» Task goal: Every line of the material must be restated exactly, though not its pictures.

» Extracted data:

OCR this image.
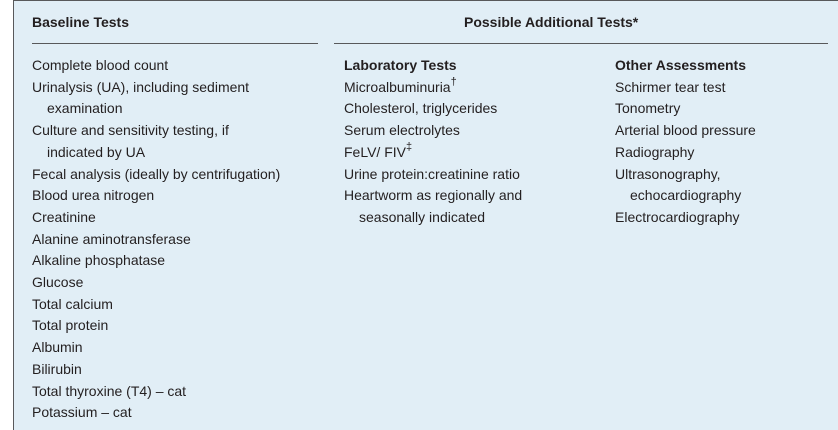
Baseline Tests	Possible Additional Tests*
Complete blood count
Urinalysis (UA), including sediment
examination
Culture and sensitivity testing, if
indicated by UA
Fecal analysis (ideally by centrifugation)
Blood urea nitrogen
Creatinine
Alanine aminotransferase
Alkaline phosphatase
Glucose
Total calcium
Total protein
Albumin
Bilirubin
Total thyroxine (T4) – cat
Potassium – cat
Laboratory Tests
Microalbuminuria†
Cholesterol, triglycerides
Serum electrolytes
FeLV/ FIV‡
Urine protein:creatinine ratio
Heartworm as regionally and
seasonally indicated
Other Assessments
Schirmer tear test
Tonometry
Arterial blood pressure
Radiography
Ultrasonography,
echocardiography
Electrocardiography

» Problem solution:
OCR this image.
Baseline Tests	Possible Additional Tests*
Complete blood count
Urinalysis (UA), including sediment
examination
Culture and sensitivity testing, if
indicated by UA
Fecal analysis (ideally by centrifugation)
Blood urea nitrogen
Creatinine
Alanine aminotransferase
Alkaline phosphatase
Glucose
Total calcium
Total protein
Albumin
Bilirubin
Total thyroxine (T4) – cat
Potassium – cat
Laboratory Tests
Microalbuminuria†
Cholesterol, triglycerides
Serum electrolytes
FeLV/ FIV‡
Urine protein:creatinine ratio
Heartworm as regionally and
seasonally indicated
Other Assessments
Schirmer tear test
Tonometry
Arterial blood pressure
Radiography
Ultrasonography,
echocardiography
Electrocardiography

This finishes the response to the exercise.